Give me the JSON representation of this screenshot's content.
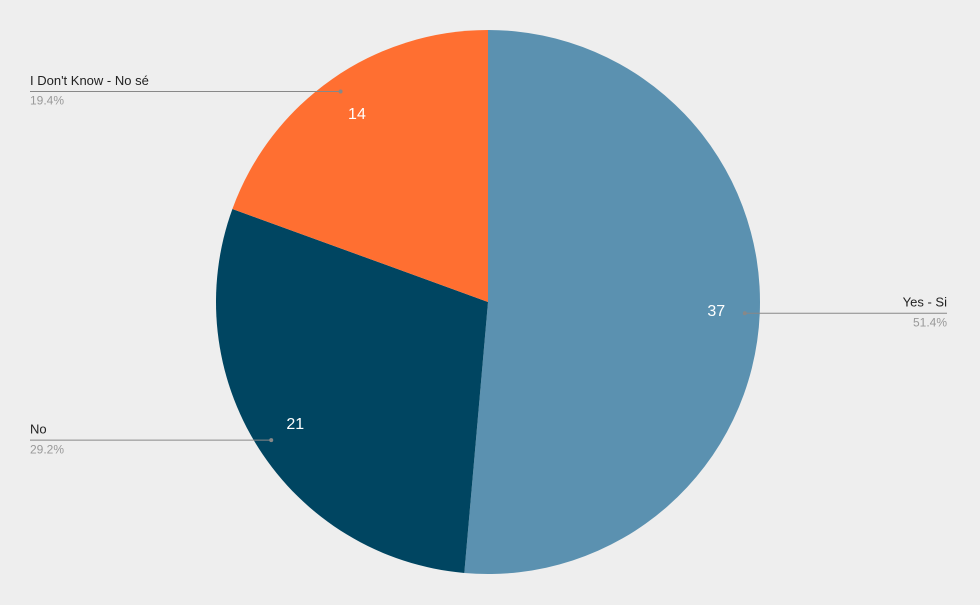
{
  "chart_data": {
    "type": "pie",
    "categories": [
      "Yes - Si",
      "No",
      "I Don't Know - No sé"
    ],
    "values": [
      37,
      21,
      14
    ],
    "percentages": [
      {
        "value": 51.4,
        "label": "51.4%"
      },
      {
        "value": 29.2,
        "label": "29.2%"
      },
      {
        "value": 19.4,
        "label": "19.4%"
      }
    ],
    "colors": [
      "#5b91b0",
      "#004561",
      "#ff6f31"
    ]
  }
}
########################################
PROBLEM STATEMENT -> Please write out all of the material above without changing a word, and omit any pictures.

SOLUTION ->
Give me the JSON representation of this screenshot's content.
{
  "chart_data": {
    "type": "pie",
    "categories": [
      "Yes - Si",
      "No",
      "I Don't Know - No sé"
    ],
    "values": [
      37,
      21,
      14
    ],
    "percentages": [
      {
        "value": 51.4,
        "label": "51.4%"
      },
      {
        "value": 29.2,
        "label": "29.2%"
      },
      {
        "value": 19.4,
        "label": "19.4%"
      }
    ],
    "colors": [
      "#5b91b0",
      "#004561",
      "#ff6f31"
    ]
  }
}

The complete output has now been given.